Entries shown:
-*-*-
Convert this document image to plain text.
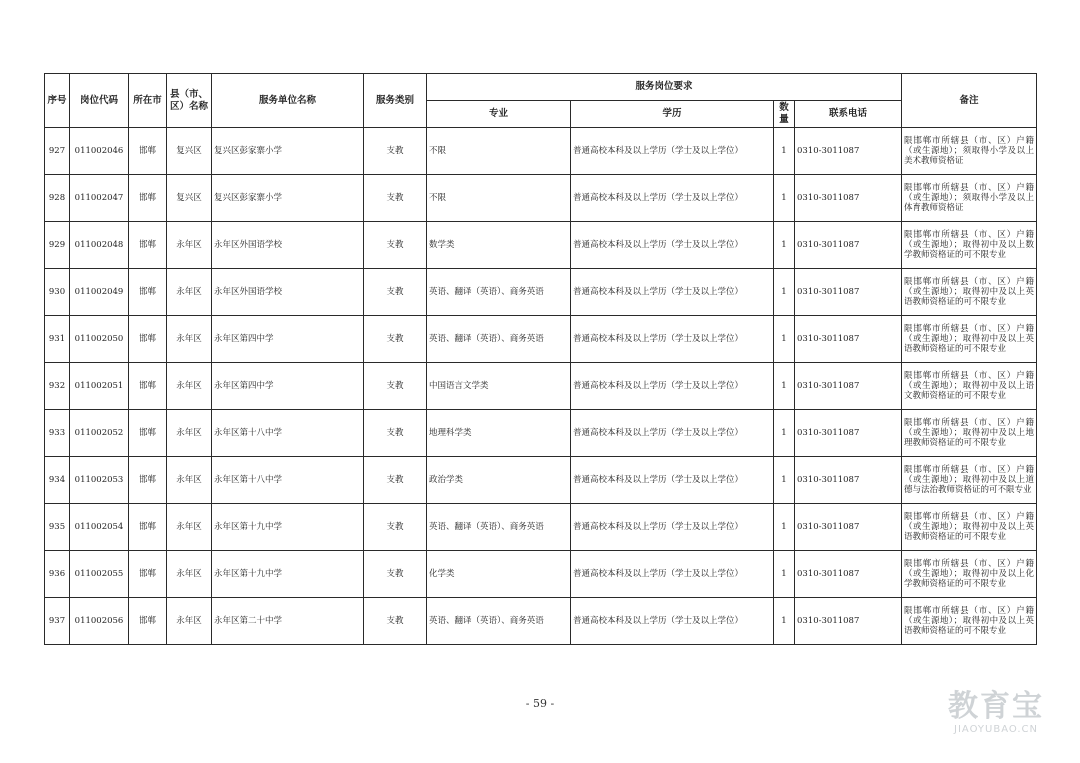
序号	岗位代码	所在市	县（市、区）名称	服务单位名称	服务类别	服务岗位要求				备注
						专业	学历	数量	联系电话	
927	011002046	邯郸	复兴区	复兴区彭家寨小学	支教	不限	普通高校本科及以上学历（学士及以上学位）	1	0310-3011087	限邯郸市所辖县（市、区）户籍（或生源地）；须取得小学及以上美术教师资格证
928	011002047	邯郸	复兴区	复兴区彭家寨小学	支教	不限	普通高校本科及以上学历（学士及以上学位）	1	0310-3011087	限邯郸市所辖县（市、区）户籍（或生源地）；须取得小学及以上体育教师资格证
929	011002048	邯郸	永年区	永年区外国语学校	支教	数学类	普通高校本科及以上学历（学士及以上学位）	1	0310-3011087	限邯郸市所辖县（市、区）户籍（或生源地）；取得初中及以上数学教师资格证的可不限专业
930	011002049	邯郸	永年区	永年区外国语学校	支教	英语、翻译（英语）、商务英语	普通高校本科及以上学历（学士及以上学位）	1	0310-3011087	限邯郸市所辖县（市、区）户籍（或生源地）；取得初中及以上英语教师资格证的可不限专业
931	011002050	邯郸	永年区	永年区第四中学	支教	英语、翻译（英语）、商务英语	普通高校本科及以上学历（学士及以上学位）	1	0310-3011087	限邯郸市所辖县（市、区）户籍（或生源地）；取得初中及以上英语教师资格证的可不限专业
932	011002051	邯郸	永年区	永年区第四中学	支教	中国语言文学类	普通高校本科及以上学历（学士及以上学位）	1	0310-3011087	限邯郸市所辖县（市、区）户籍（或生源地）；取得初中及以上语文教师资格证的可不限专业
933	011002052	邯郸	永年区	永年区第十八中学	支教	地理科学类	普通高校本科及以上学历（学士及以上学位）	1	0310-3011087	限邯郸市所辖县（市、区）户籍（或生源地）；取得初中及以上地理教师资格证的可不限专业
934	011002053	邯郸	永年区	永年区第十八中学	支教	政治学类	普通高校本科及以上学历（学士及以上学位）	1	0310-3011087	限邯郸市所辖县（市、区）户籍（或生源地）；取得初中及以上道德与法治教师资格证的可不限专业
935	011002054	邯郸	永年区	永年区第十九中学	支教	英语、翻译（英语）、商务英语	普通高校本科及以上学历（学士及以上学位）	1	0310-3011087	限邯郸市所辖县（市、区）户籍（或生源地）；取得初中及以上英语教师资格证的可不限专业
936	011002055	邯郸	永年区	永年区第十九中学	支教	化学类	普通高校本科及以上学历（学士及以上学位）	1	0310-3011087	限邯郸市所辖县（市、区）户籍（或生源地）；取得初中及以上化学教师资格证的可不限专业
937	011002056	邯郸	永年区	永年区第二十中学	支教	英语、翻译（英语）、商务英语	普通高校本科及以上学历（学士及以上学位）	1	0310-3011087	限邯郸市所辖县（市、区）户籍（或生源地）；取得初中及以上英语教师资格证的可不限专业
- 59 -	教育宝
JIAOYUBAO.CN
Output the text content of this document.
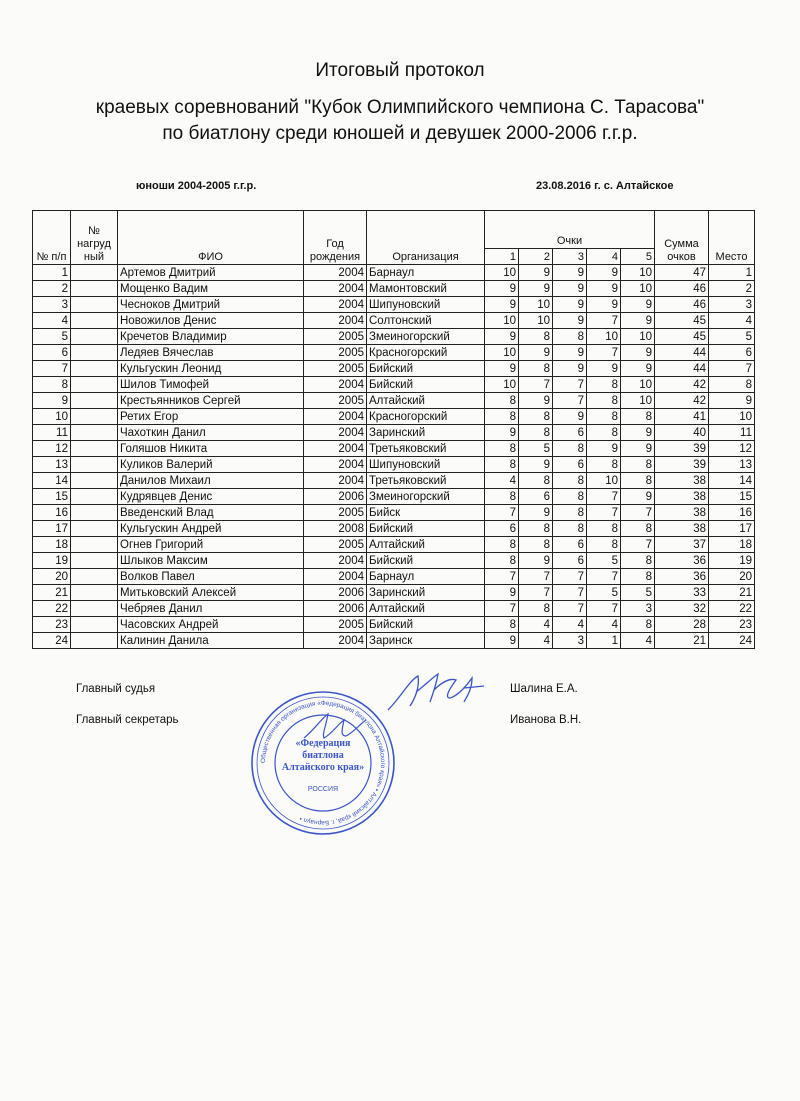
Итоговый протокол
краевых соревнований "Кубок Олимпийского чемпиона С. Тарасова"
по биатлону среди юношей и девушек 2000-2006 г.г.р.
юноши 2004-2005 г.г.р.	23.08.2016 г. с. Алтайское
№ п/п	№ нагруд ный	ФИО	Год рождения	Организация	Очки					Сумма очков	Место
					1	2	3	4	5		
1		Артемов Дмитрий	2004	Барнаул	10	9	9	9	10	47	1
2		Мощенко Вадим	2004	Мамонтовский	9	9	9	9	10	46	2
3		Чесноков Дмитрий	2004	Шипуновский	9	10	9	9	9	46	3
4		Новожилов Денис	2004	Солтонский	10	10	9	7	9	45	4
5		Кречетов Владимир	2005	Змеиногорский	9	8	8	10	10	45	5
6		Ледяев Вячеслав	2005	Красногорский	10	9	9	7	9	44	6
7		Кульгускин Леонид	2005	Бийский	9	8	9	9	9	44	7
8		Шилов Тимофей	2004	Бийский	10	7	7	8	10	42	8
9		Крестьянников Сергей	2005	Алтайский	8	9	7	8	10	42	9
10		Ретих Егор	2004	Красногорский	8	8	9	8	8	41	10
11		Чахоткин Данил	2004	Заринский	9	8	6	8	9	40	11
12		Голяшов Никита	2004	Третьяковский	8	5	8	9	9	39	12
13		Куликов Валерий	2004	Шипуновский	8	9	6	8	8	39	13
14		Данилов Михаил	2004	Третьяковский	4	8	8	10	8	38	14
15		Кудрявцев Денис	2006	Змеиногорский	8	6	8	7	9	38	15
16		Введенский Влад	2005	Бийск	7	9	8	7	7	38	16
17		Кульгускин Андрей	2008	Бийский	6	8	8	8	8	38	17
18		Огнев Григорий	2005	Алтайский	8	8	6	8	7	37	18
19		Шлыков Максим	2004	Бийский	8	9	6	5	8	36	19
20		Волков Павел	2004	Барнаул	7	7	7	7	8	36	20
21		Митьковский Алексей	2006	Заринский	9	7	7	5	5	33	21
22		Чебряев Данил	2006	Алтайский	7	8	7	7	3	32	22
23		Часовских Андрей	2005	Бийский	8	4	4	4	8	28	23
24		Калинин Данила	2004	Заринск	9	4	3	1	4	21	24
Главный судья	Шалина Е.А.
Главный секретарь	Иванова В.Н.
Общественная организация «Федерация биатлона Алтайского края» • Алтайский край, г. Барнаул •
«Федерация биатлона Алтайского края»
РОССИЯ
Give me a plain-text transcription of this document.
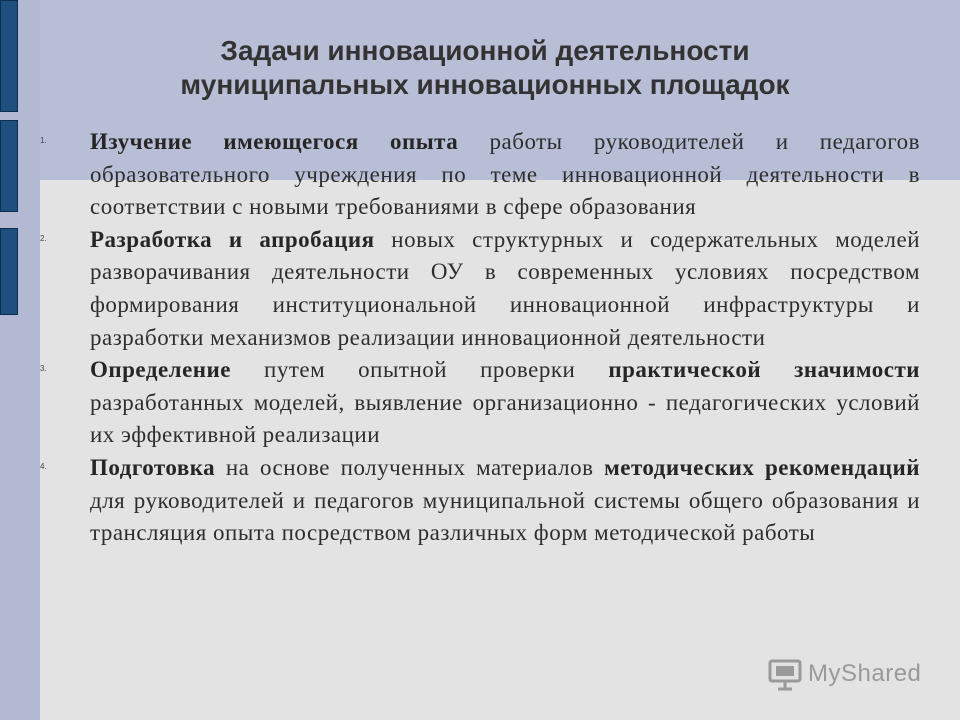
Задачи инновационной деятельности
муниципальных инновационных площадок
1. Изучение имеющегося опыта работы руководителей и педагогов образовательного учреждения по теме инновационной деятельности в соответствии с новыми требованиями в сфере образования
2. Разработка и апробация новых структурных и содержательных моделей разворачивания деятельности ОУ в современных условиях посредством формирования институциональной инновационной инфраструктуры и разработки механизмов реализации инновационной деятельности
3. Определение путем опытной проверки практической значимости разработанных моделей, выявление организационно - педагогических условий их эффективной реализации
4. Подготовка на основе полученных материалов методических рекомендаций для руководителей и педагогов муниципальной системы общего образования и трансляция опыта посредством различных форм методической работы
MyShared
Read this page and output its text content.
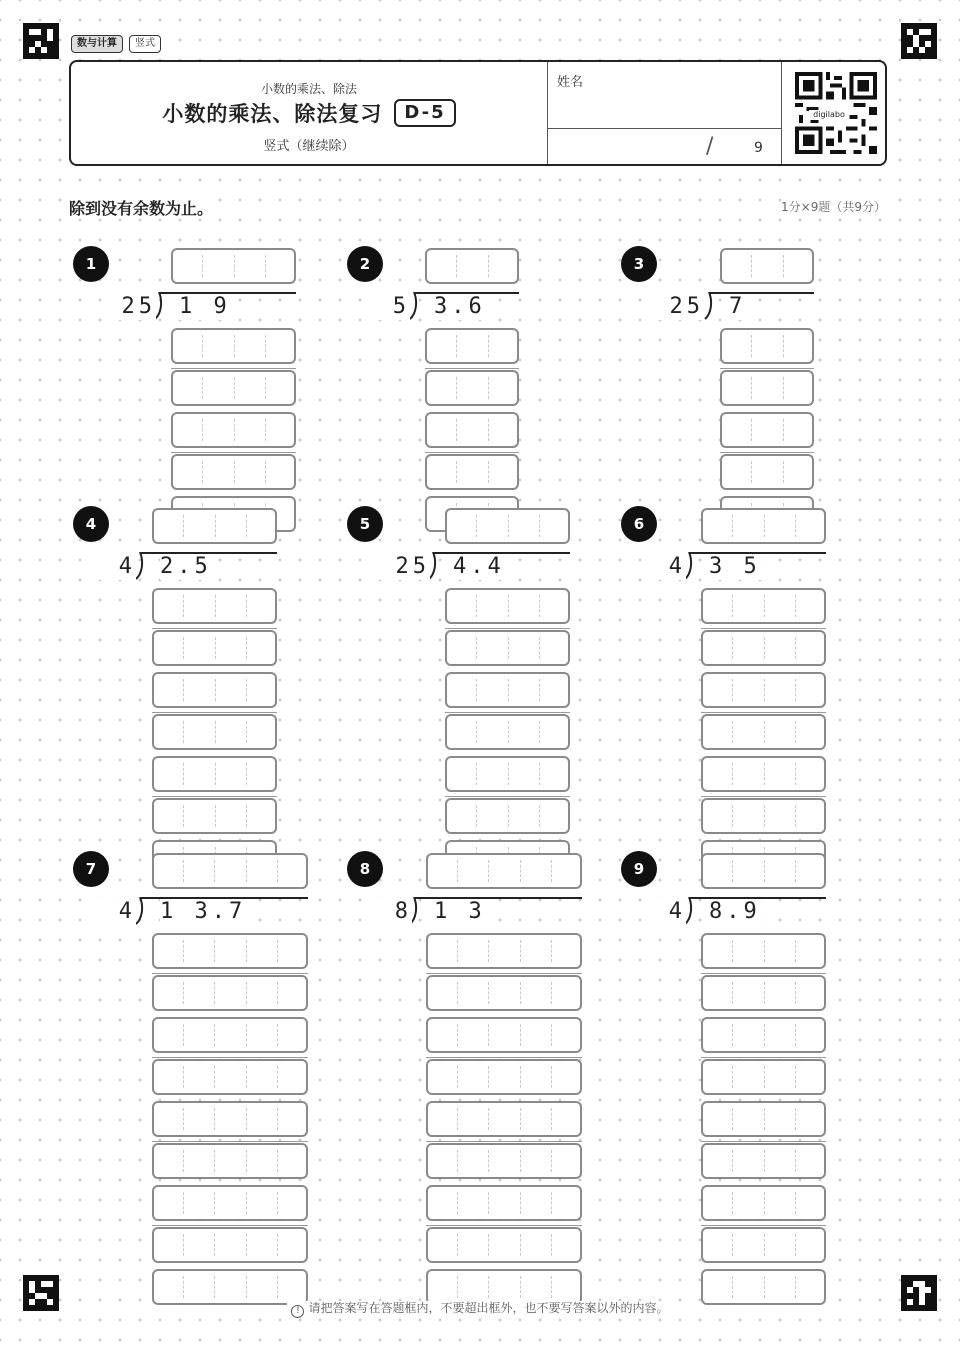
数与计算	竖式
小数的乘法、除法
小数的乘法、除法复习	D-5
竖式（继续除）
姓名
/	9
digilabo
除到没有余数为止。	1分×9题（共9分）
1
25 1 9
2
5 3.6
3
25 7
4
4 2.5
5
25 4.4
6
4 3 5
7
4 1 3.7
8
8 1 3
9
4 8.9
! 请把答案写在答题框内，不要超出框外，也不要写答案以外的内容。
-*-*-
Brief:
Pictures are excluded; repeat every record exactly.

Solution:
Convert this document image to plain text.
序号	岗位代码	所在市	县（市、区）名称	服务单位名称	服务类别	服务岗位要求				备注
						专业	学历	数量	联系电话	
927	011002046	邯郸	复兴区	复兴区彭家寨小学	支教	不限	普通高校本科及以上学历（学士及以上学位）	1	0310-3011087	限邯郸市所辖县（市、区）户籍（或生源地）；须取得小学及以上美术教师资格证
928	011002047	邯郸	复兴区	复兴区彭家寨小学	支教	不限	普通高校本科及以上学历（学士及以上学位）	1	0310-3011087	限邯郸市所辖县（市、区）户籍（或生源地）；须取得小学及以上体育教师资格证
929	011002048	邯郸	永年区	永年区外国语学校	支教	数学类	普通高校本科及以上学历（学士及以上学位）	1	0310-3011087	限邯郸市所辖县（市、区）户籍（或生源地）；取得初中及以上数学教师资格证的可不限专业
930	011002049	邯郸	永年区	永年区外国语学校	支教	英语、翻译（英语）、商务英语	普通高校本科及以上学历（学士及以上学位）	1	0310-3011087	限邯郸市所辖县（市、区）户籍（或生源地）；取得初中及以上英语教师资格证的可不限专业
931	011002050	邯郸	永年区	永年区第四中学	支教	英语、翻译（英语）、商务英语	普通高校本科及以上学历（学士及以上学位）	1	0310-3011087	限邯郸市所辖县（市、区）户籍（或生源地）；取得初中及以上英语教师资格证的可不限专业
932	011002051	邯郸	永年区	永年区第四中学	支教	中国语言文学类	普通高校本科及以上学历（学士及以上学位）	1	0310-3011087	限邯郸市所辖县（市、区）户籍（或生源地）；取得初中及以上语文教师资格证的可不限专业
933	011002052	邯郸	永年区	永年区第十八中学	支教	地理科学类	普通高校本科及以上学历（学士及以上学位）	1	0310-3011087	限邯郸市所辖县（市、区）户籍（或生源地）；取得初中及以上地理教师资格证的可不限专业
934	011002053	邯郸	永年区	永年区第十八中学	支教	政治学类	普通高校本科及以上学历（学士及以上学位）	1	0310-3011087	限邯郸市所辖县（市、区）户籍（或生源地）；取得初中及以上道德与法治教师资格证的可不限专业
935	011002054	邯郸	永年区	永年区第十九中学	支教	英语、翻译（英语）、商务英语	普通高校本科及以上学历（学士及以上学位）	1	0310-3011087	限邯郸市所辖县（市、区）户籍（或生源地）；取得初中及以上英语教师资格证的可不限专业
936	011002055	邯郸	永年区	永年区第十九中学	支教	化学类	普通高校本科及以上学历（学士及以上学位）	1	0310-3011087	限邯郸市所辖县（市、区）户籍（或生源地）；取得初中及以上化学教师资格证的可不限专业
937	011002056	邯郸	永年区	永年区第二十中学	支教	英语、翻译（英语）、商务英语	普通高校本科及以上学历（学士及以上学位）	1	0310-3011087	限邯郸市所辖县（市、区）户籍（或生源地）；取得初中及以上英语教师资格证的可不限专业
- 59 -	教育宝
JIAOYUBAO.CN
Output the text content of this document.
Итоговый протокол
краевых соревнований "Кубок Олимпийского чемпиона С. Тарасова"
по биатлону среди юношей и девушек 2000-2006 г.г.р.
юноши 2004-2005 г.г.р.	23.08.2016 г. с. Алтайское
№ п/п	№ нагруд ный	ФИО	Год рождения	Организация	Очки					Сумма очков	Место
					1	2	3	4	5		
1		Артемов Дмитрий	2004	Барнаул	10	9	9	9	10	47	1
2		Мощенко Вадим	2004	Мамонтовский	9	9	9	9	10	46	2
3		Чесноков Дмитрий	2004	Шипуновский	9	10	9	9	9	46	3
4		Новожилов Денис	2004	Солтонский	10	10	9	7	9	45	4
5		Кречетов Владимир	2005	Змеиногорский	9	8	8	10	10	45	5
6		Ледяев Вячеслав	2005	Красногорский	10	9	9	7	9	44	6
7		Кульгускин Леонид	2005	Бийский	9	8	9	9	9	44	7
8		Шилов Тимофей	2004	Бийский	10	7	7	8	10	42	8
9		Крестьянников Сергей	2005	Алтайский	8	9	7	8	10	42	9
10		Ретих Егор	2004	Красногорский	8	8	9	8	8	41	10
11		Чахоткин Данил	2004	Заринский	9	8	6	8	9	40	11
12		Голяшов Никита	2004	Третьяковский	8	5	8	9	9	39	12
13		Куликов Валерий	2004	Шипуновский	8	9	6	8	8	39	13
14		Данилов Михаил	2004	Третьяковский	4	8	8	10	8	38	14
15		Кудрявцев Денис	2006	Змеиногорский	8	6	8	7	9	38	15
16		Введенский Влад	2005	Бийск	7	9	8	7	7	38	16
17		Кульгускин Андрей	2008	Бийский	6	8	8	8	8	38	17
18		Огнев Григорий	2005	Алтайский	8	8	6	8	7	37	18
19		Шлыков Максим	2004	Бийский	8	9	6	5	8	36	19
20		Волков Павел	2004	Барнаул	7	7	7	7	8	36	20
21		Митьковский Алексей	2006	Заринский	9	7	7	5	5	33	21
22		Чебряев Данил	2006	Алтайский	7	8	7	7	3	32	22
23		Часовских Андрей	2005	Бийский	8	4	4	4	8	28	23
24		Калинин Данила	2004	Заринск	9	4	3	1	4	21	24
Главный судья	Шалина Е.А.
Главный секретарь	Иванова В.Н.
Общественная организация «Федерация биатлона Алтайского края» • Алтайский край, г. Барнаул •
«Федерация биатлона Алтайского края»
РОССИЯ
Give me a plain-text transcription of this document.
Задачи инновационной деятельности
муниципальных инновационных площадок
1. Изучение имеющегося опыта работы руководителей и педагогов образовательного учреждения по теме инновационной деятельности в соответствии с новыми требованиями в сфере образования
2. Разработка и апробация новых структурных и содержательных моделей разворачивания деятельности ОУ в современных условиях посредством формирования институциональной инновационной инфраструктуры и разработки механизмов реализации инновационной деятельности
3. Определение путем опытной проверки практической значимости разработанных моделей, выявление организационно - педагогических условий их эффективной реализации
4. Подготовка на основе полученных материалов методических рекомендаций для руководителей и педагогов муниципальной системы общего образования и трансляция опыта посредством различных форм методической работы
MyShared
Read this page and output its text content.
数与计算	竖式
小数的乘法、除法
小数的乘法、除法复习	D-5
竖式（继续除）
姓名
/	9
digilabo
除到没有余数为止。	1分×9题（共9分）
1
25 1 9
2
5 3.6
3
25 7
4
4 2.5
5
25 4.4
6
4 3 5
7
4 1 3.7
8
8 1 3
9
4 8.9
! 请把答案写在答题框内，不要超出框外，也不要写答案以外的内容。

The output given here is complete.